### Aim
Without including the pictures, copy out every line below.

### Supplied material
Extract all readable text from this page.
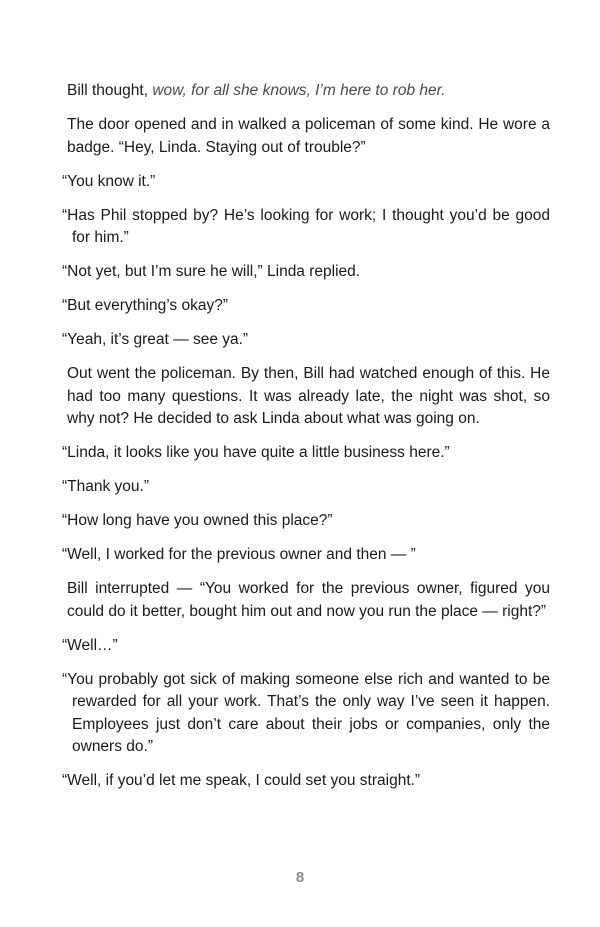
Bill thought, wow, for all she knows, I’m here to rob her.

The door opened and in walked a policeman of some kind. He wore a badge. “Hey, Linda. Staying out of trouble?”

“You know it.”

“Has Phil stopped by? He’s looking for work; I thought you’d be good for him.”

“Not yet, but I’m sure he will,” Linda replied.

“But everything’s okay?”

“Yeah, it’s great — see ya.”

Out went the policeman. By then, Bill had watched enough of this. He had too many questions. It was already late, the night was shot, so why not? He decided to ask Linda about what was going on.

“Linda, it looks like you have quite a little business here.”

“Thank you.”

“How long have you owned this place?”

“Well, I worked for the previous owner and then — ”

Bill interrupted — “You worked for the previous owner, figured you could do it better, bought him out and now you run the place — right?”

“Well…”

“You probably got sick of making someone else rich and wanted to be rewarded for all your work. That’s the only way I’ve seen it happen. Employees just don’t care about their jobs or companies, only the owners do.”

“Well, if you’d let me speak, I could set you straight.”

8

### Solution to this task
Extract all readable text from this page.
Bill thought, wow, for all she knows, I’m here to rob her.

The door opened and in walked a policeman of some kind. He wore a badge. “Hey, Linda. Staying out of trouble?”

“You know it.”

“Has Phil stopped by? He’s looking for work; I thought you’d be good for him.”

“Not yet, but I’m sure he will,” Linda replied.

“But everything’s okay?”

“Yeah, it’s great — see ya.”

Out went the policeman. By then, Bill had watched enough of this. He had too many questions. It was already late, the night was shot, so why not? He decided to ask Linda about what was going on.

“Linda, it looks like you have quite a little business here.”

“Thank you.”

“How long have you owned this place?”

“Well, I worked for the previous owner and then — ”

Bill interrupted — “You worked for the previous owner, figured you could do it better, bought him out and now you run the place — right?”

“Well…”

“You probably got sick of making someone else rich and wanted to be rewarded for all your work. That’s the only way I’ve seen it happen. Employees just don’t care about their jobs or companies, only the owners do.”

“Well, if you’d let me speak, I could set you straight.”

8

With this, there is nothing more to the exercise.